Gather all lines containing the string "this" and copy them out.

(Dataset items)
───
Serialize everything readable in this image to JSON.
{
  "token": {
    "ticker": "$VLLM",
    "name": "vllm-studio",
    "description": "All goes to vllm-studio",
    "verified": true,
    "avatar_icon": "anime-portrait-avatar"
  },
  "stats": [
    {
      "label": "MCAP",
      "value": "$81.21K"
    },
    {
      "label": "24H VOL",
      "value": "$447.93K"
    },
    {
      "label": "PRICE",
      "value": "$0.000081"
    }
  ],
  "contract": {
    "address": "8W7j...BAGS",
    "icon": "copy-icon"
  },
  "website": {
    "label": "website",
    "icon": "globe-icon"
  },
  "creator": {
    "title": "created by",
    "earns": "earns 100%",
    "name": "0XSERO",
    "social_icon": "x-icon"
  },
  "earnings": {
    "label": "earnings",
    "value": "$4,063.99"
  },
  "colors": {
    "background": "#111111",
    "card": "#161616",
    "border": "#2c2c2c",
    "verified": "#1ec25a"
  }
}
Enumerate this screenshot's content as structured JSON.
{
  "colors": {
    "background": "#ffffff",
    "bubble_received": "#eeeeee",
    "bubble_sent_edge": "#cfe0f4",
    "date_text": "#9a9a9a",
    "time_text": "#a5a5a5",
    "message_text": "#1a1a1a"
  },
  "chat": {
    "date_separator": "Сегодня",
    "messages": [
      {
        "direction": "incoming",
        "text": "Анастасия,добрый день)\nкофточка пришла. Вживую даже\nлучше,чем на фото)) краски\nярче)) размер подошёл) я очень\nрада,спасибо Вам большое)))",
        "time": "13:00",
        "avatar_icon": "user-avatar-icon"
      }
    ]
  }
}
───
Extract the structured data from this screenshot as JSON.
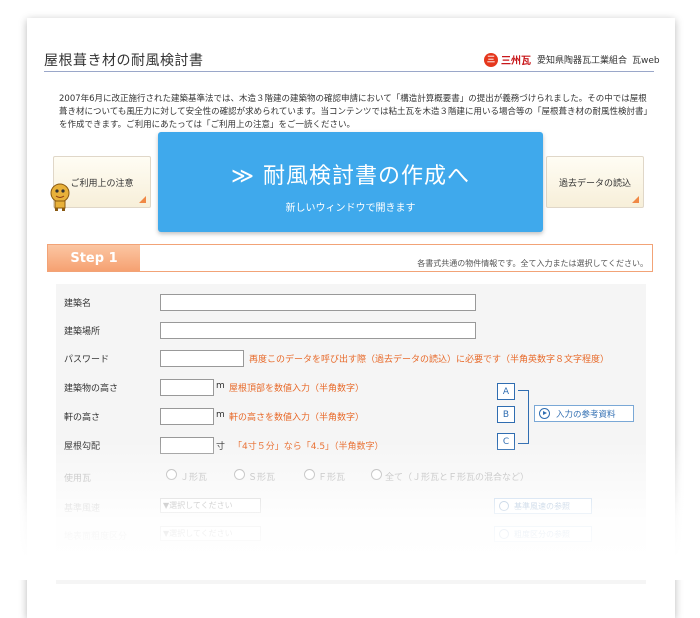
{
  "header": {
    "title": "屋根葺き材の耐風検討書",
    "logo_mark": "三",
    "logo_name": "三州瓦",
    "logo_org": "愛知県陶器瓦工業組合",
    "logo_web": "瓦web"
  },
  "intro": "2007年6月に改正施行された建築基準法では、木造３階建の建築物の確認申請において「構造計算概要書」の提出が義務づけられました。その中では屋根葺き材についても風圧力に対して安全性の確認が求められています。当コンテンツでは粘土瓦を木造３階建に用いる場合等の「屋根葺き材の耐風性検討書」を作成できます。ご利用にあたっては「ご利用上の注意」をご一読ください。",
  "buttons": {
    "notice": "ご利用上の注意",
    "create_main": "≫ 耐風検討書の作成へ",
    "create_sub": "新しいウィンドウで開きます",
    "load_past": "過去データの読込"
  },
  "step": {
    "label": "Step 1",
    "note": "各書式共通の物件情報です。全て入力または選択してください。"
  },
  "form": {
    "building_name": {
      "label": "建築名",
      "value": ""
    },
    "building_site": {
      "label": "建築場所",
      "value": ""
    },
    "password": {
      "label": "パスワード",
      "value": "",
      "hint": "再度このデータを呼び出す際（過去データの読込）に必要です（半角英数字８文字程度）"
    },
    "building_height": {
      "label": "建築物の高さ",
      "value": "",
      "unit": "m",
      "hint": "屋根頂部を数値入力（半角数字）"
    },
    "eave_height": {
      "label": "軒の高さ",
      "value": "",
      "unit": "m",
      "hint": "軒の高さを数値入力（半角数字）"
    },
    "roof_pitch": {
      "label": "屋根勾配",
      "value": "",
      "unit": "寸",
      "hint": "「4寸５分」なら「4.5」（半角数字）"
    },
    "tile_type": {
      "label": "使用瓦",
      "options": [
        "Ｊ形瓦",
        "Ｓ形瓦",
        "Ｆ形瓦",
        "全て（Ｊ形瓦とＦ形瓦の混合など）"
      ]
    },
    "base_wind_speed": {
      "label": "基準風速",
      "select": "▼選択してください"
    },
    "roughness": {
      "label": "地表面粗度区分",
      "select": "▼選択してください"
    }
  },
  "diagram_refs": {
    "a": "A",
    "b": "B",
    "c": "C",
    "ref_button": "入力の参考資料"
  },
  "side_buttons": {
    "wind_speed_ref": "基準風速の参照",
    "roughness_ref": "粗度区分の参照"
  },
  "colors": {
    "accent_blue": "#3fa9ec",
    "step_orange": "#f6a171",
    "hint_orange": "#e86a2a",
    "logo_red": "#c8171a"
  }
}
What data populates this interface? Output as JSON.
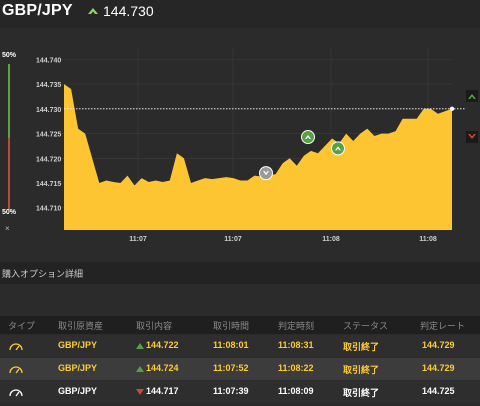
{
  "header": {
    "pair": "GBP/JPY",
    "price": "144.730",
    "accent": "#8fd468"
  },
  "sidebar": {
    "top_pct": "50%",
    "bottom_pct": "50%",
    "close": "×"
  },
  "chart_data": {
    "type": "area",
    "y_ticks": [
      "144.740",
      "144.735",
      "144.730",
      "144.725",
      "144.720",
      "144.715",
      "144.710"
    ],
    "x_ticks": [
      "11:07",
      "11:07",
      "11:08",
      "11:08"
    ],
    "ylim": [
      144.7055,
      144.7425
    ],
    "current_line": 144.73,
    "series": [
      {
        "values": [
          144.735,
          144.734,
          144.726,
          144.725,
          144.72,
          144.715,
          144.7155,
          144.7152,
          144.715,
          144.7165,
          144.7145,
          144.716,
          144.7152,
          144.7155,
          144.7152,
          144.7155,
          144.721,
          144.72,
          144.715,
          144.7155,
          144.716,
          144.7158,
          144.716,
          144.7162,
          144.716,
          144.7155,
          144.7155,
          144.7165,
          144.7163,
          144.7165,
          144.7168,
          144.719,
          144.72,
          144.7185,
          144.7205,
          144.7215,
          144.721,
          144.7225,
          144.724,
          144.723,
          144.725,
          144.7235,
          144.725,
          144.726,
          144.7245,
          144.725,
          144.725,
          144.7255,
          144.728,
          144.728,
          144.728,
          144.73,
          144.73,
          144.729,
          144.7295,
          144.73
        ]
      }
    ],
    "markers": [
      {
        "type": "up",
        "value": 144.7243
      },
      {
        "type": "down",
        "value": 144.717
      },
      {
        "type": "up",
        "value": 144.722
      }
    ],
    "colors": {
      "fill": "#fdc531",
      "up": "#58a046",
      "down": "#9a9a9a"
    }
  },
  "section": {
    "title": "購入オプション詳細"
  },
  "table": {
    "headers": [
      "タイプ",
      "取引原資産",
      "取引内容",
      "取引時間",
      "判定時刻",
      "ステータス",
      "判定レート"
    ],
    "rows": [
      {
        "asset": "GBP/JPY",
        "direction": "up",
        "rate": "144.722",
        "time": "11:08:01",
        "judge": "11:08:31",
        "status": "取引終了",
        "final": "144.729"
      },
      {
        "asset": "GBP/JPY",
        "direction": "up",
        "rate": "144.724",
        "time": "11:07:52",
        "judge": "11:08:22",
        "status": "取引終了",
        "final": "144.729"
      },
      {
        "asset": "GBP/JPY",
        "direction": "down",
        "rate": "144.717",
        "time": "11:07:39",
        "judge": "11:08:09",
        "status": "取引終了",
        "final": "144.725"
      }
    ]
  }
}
───
- REPLY -
Serialize everything readable in this image to JSON.
Enumerate this screenshot's content as structured JSON.
Extract the structured data from this screenshot as JSON.
What data populates this interface? Output as JSON.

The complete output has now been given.